━━ Provided data

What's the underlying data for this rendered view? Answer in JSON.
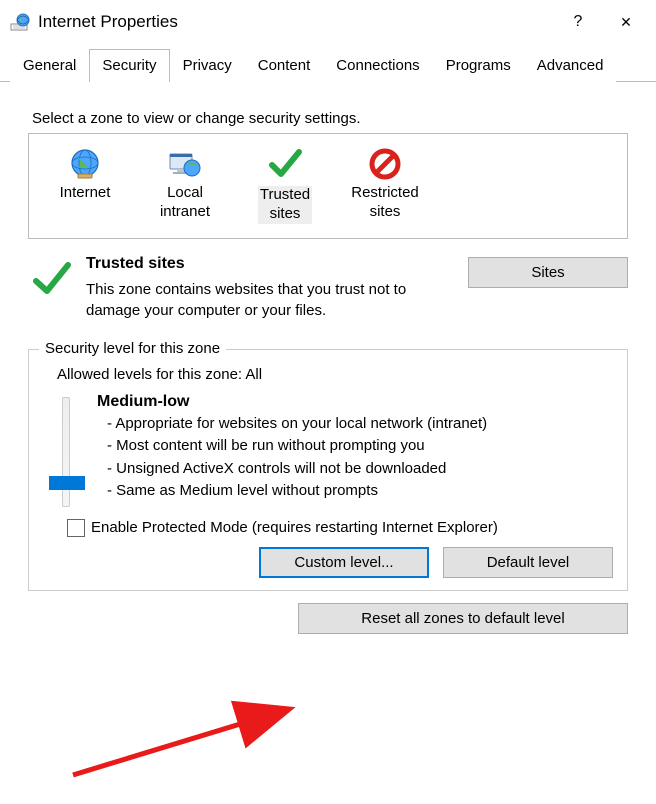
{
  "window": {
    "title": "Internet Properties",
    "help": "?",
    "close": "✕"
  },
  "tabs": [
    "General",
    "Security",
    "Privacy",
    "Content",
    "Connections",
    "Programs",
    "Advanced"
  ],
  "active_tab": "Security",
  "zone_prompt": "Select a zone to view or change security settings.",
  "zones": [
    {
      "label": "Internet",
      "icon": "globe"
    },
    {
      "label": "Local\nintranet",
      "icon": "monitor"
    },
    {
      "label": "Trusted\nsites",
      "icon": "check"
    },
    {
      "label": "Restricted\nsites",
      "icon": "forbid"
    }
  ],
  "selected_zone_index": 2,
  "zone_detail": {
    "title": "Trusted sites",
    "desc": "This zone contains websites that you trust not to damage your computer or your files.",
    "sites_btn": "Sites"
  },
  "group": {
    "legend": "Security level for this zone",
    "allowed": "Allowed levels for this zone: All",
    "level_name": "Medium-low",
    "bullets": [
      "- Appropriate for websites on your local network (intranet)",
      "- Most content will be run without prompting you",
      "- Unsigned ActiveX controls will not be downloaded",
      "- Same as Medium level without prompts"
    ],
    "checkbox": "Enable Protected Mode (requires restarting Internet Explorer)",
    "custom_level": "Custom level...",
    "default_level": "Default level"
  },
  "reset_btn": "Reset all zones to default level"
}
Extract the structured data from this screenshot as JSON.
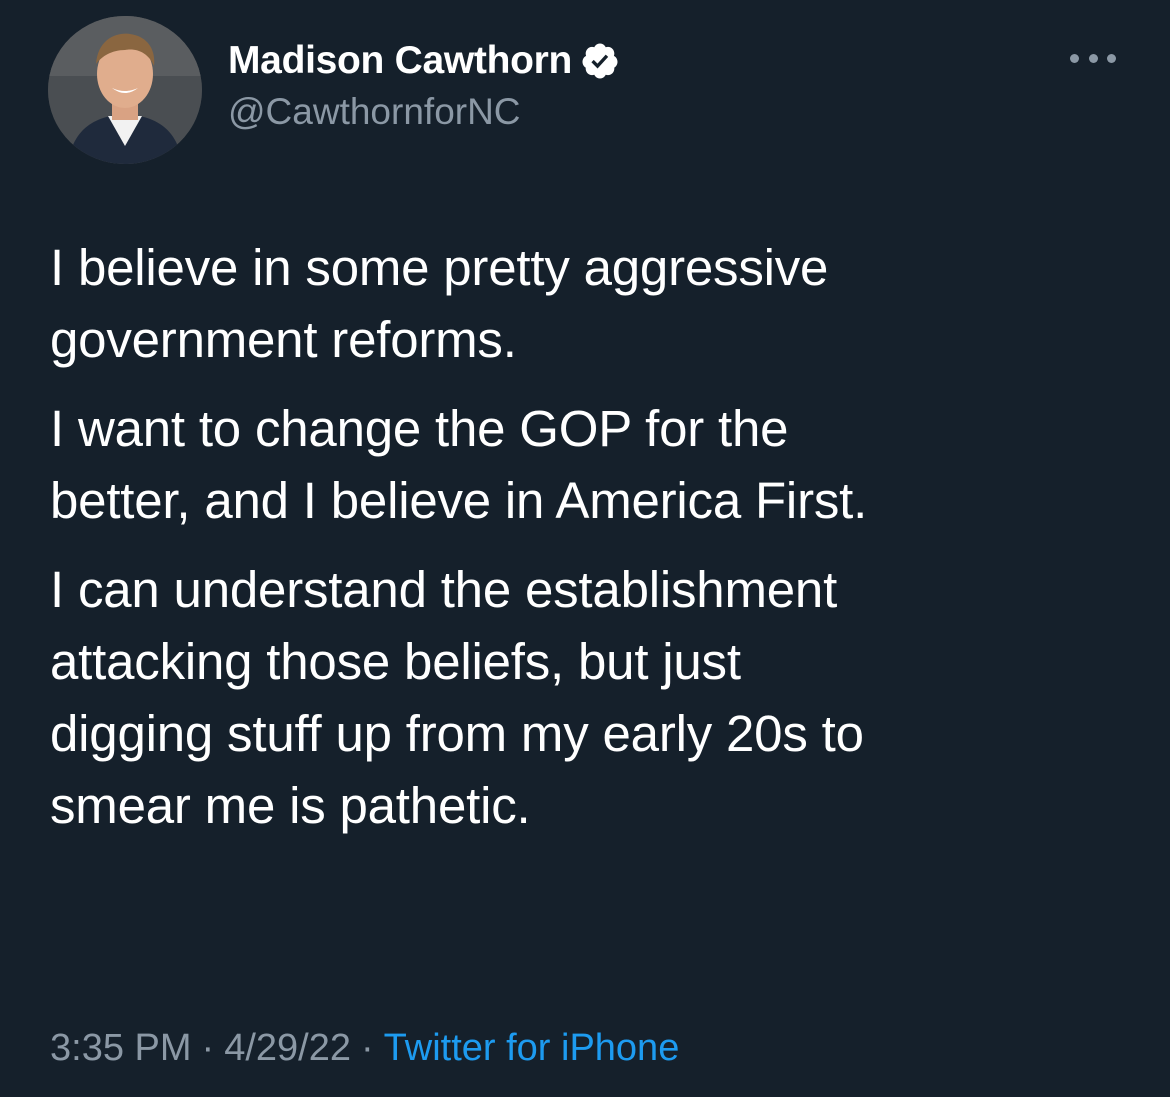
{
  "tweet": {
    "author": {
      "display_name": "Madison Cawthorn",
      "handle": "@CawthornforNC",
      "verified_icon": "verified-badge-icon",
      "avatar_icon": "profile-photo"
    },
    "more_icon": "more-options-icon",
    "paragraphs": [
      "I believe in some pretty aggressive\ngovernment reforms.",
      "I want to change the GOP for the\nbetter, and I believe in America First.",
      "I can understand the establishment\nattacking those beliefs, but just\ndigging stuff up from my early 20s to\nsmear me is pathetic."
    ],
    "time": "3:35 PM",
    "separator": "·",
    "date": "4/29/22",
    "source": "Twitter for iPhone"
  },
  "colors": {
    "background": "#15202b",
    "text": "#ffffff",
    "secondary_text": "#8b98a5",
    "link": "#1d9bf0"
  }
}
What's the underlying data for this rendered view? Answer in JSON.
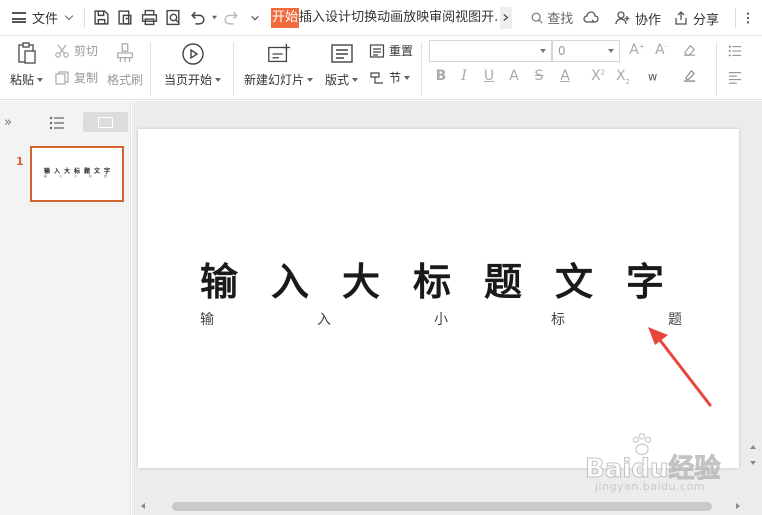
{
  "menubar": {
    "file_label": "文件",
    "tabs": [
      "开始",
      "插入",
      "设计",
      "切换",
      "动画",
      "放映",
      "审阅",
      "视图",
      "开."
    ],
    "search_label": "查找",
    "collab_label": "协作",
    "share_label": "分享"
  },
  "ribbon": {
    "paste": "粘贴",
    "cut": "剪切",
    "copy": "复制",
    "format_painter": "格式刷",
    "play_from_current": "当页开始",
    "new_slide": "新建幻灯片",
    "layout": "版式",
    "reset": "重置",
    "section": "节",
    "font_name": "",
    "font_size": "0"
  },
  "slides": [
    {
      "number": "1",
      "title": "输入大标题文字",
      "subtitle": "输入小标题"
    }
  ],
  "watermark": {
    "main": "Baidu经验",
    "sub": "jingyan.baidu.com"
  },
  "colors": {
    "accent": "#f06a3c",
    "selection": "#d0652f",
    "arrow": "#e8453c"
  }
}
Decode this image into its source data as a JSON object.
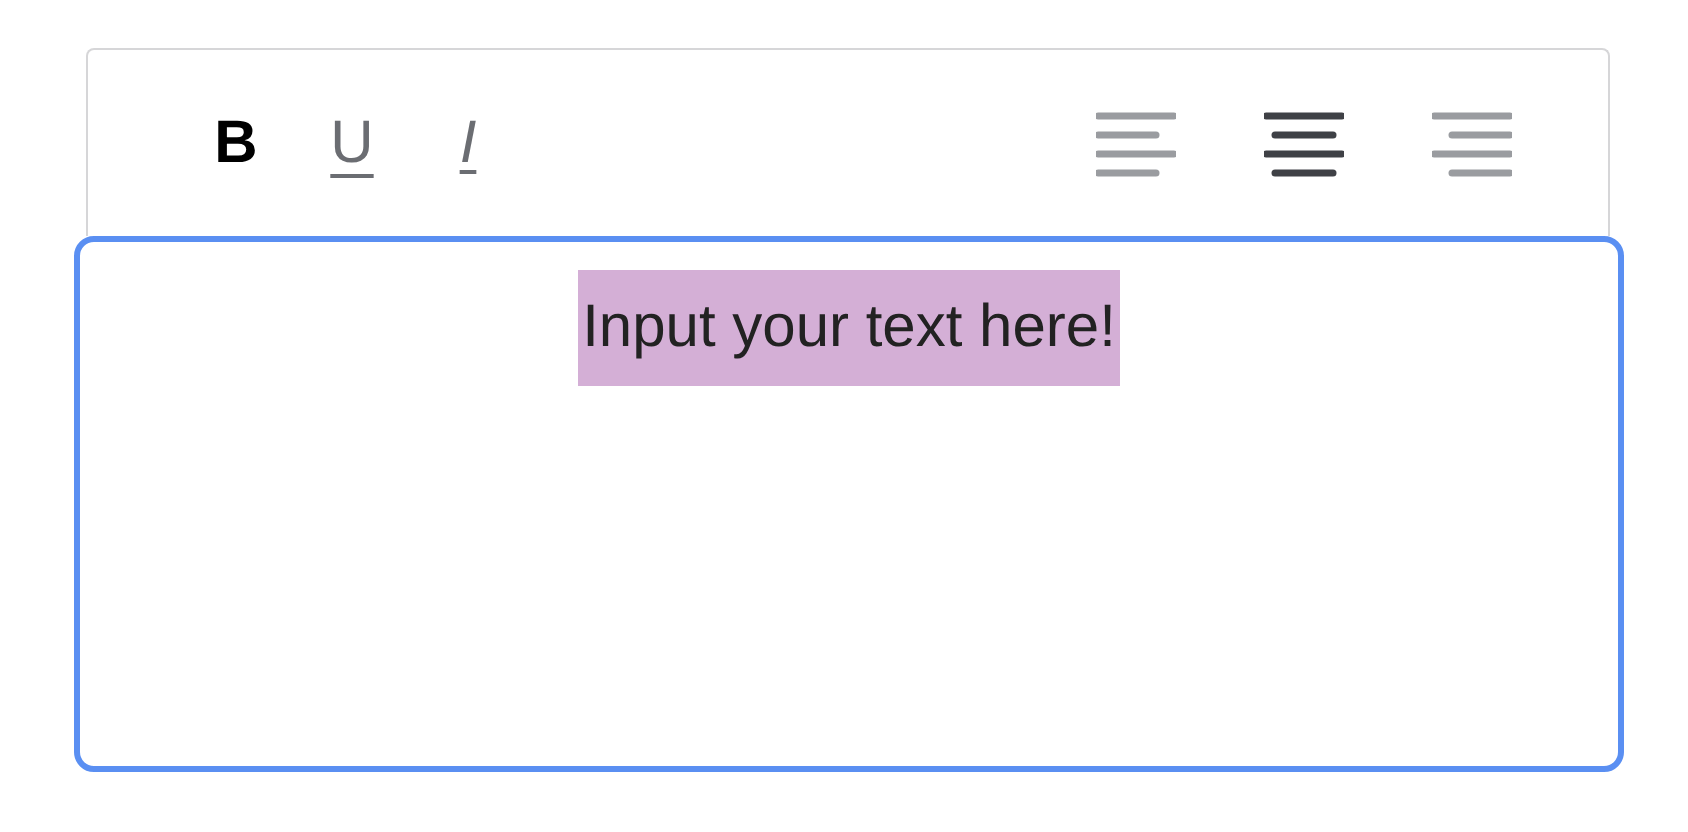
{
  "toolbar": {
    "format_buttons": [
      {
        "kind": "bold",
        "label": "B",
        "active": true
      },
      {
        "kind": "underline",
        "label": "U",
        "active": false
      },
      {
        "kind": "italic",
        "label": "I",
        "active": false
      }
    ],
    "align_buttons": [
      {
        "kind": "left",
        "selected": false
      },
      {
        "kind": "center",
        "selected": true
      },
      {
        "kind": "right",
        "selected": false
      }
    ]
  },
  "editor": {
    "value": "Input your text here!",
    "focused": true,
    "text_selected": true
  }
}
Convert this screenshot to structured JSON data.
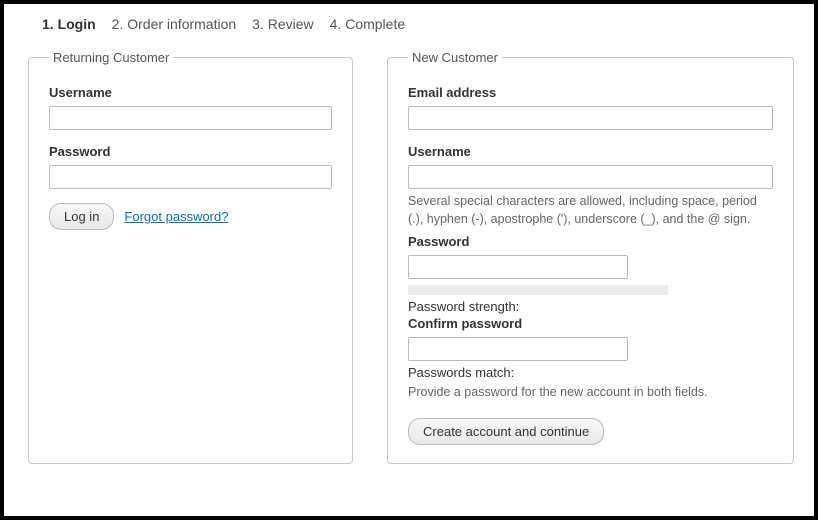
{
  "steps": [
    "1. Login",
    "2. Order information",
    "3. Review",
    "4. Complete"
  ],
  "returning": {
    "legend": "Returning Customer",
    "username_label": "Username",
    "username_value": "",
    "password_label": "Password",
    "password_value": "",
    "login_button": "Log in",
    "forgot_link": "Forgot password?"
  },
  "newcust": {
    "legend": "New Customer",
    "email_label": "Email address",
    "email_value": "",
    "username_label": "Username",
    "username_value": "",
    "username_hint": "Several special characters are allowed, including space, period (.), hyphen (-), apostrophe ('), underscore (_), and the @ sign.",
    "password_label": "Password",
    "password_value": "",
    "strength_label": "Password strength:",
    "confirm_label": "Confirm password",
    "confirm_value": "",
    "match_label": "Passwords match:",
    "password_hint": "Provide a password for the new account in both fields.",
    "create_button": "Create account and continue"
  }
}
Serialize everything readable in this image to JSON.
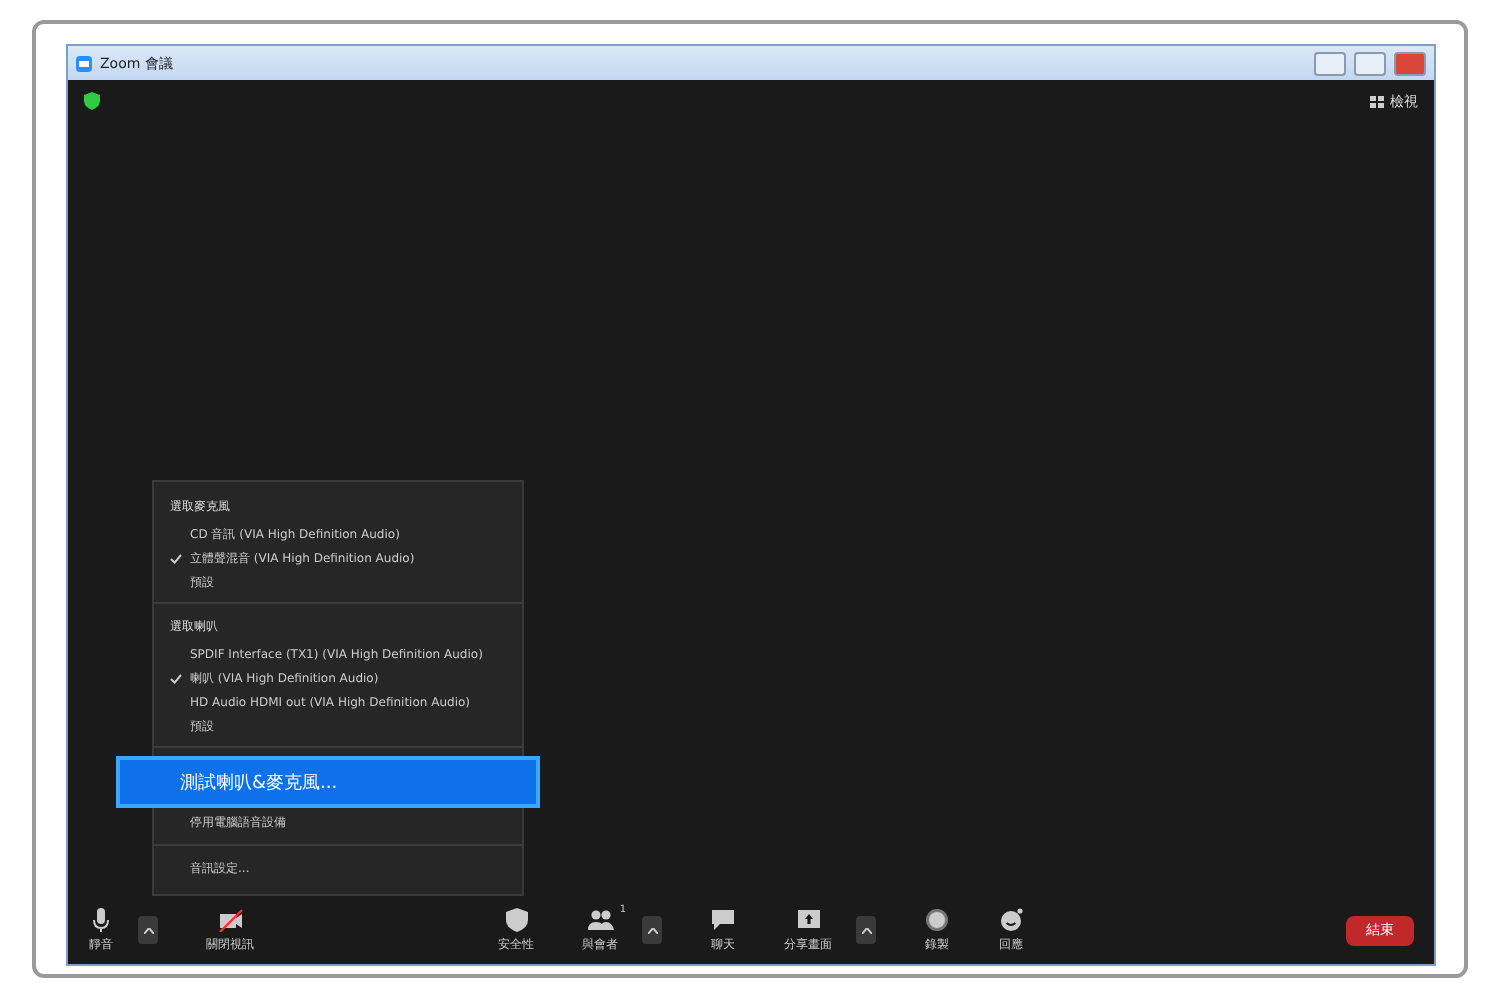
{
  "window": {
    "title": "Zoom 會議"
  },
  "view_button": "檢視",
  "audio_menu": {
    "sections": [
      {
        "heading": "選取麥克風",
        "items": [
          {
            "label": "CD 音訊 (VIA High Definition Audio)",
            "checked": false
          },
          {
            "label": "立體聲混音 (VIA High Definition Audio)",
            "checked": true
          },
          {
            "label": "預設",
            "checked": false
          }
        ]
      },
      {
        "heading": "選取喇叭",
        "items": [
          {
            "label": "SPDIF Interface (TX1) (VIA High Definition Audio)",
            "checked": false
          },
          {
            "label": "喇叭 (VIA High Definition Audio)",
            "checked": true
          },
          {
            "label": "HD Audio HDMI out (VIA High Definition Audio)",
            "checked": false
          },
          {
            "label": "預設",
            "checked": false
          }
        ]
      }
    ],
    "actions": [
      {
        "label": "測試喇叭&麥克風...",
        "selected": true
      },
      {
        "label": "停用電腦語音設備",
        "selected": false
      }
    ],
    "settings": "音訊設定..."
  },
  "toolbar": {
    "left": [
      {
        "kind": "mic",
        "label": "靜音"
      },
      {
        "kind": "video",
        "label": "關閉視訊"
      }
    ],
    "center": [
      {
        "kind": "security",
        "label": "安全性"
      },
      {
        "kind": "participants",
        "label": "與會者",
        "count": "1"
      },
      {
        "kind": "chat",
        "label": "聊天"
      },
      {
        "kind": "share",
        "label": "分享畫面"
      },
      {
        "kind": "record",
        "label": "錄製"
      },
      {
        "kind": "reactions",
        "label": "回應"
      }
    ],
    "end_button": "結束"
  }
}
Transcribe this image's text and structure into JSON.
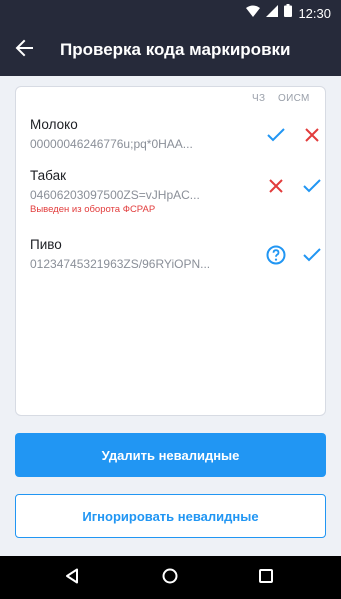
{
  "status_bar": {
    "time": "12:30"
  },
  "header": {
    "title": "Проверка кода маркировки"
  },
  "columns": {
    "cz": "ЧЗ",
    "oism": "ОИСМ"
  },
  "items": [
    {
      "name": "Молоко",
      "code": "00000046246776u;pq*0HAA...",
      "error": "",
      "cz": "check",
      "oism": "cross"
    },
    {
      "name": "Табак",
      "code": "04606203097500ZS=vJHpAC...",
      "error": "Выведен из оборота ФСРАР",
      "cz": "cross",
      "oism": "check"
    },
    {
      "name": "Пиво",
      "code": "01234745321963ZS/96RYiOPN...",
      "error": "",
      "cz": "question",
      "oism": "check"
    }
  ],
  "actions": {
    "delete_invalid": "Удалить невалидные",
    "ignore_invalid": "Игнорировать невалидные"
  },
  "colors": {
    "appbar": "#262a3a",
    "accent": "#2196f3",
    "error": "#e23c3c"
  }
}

━━━━

What is the number of lines in the records above that include the word "structured"? Reply with that number and nothing more.

2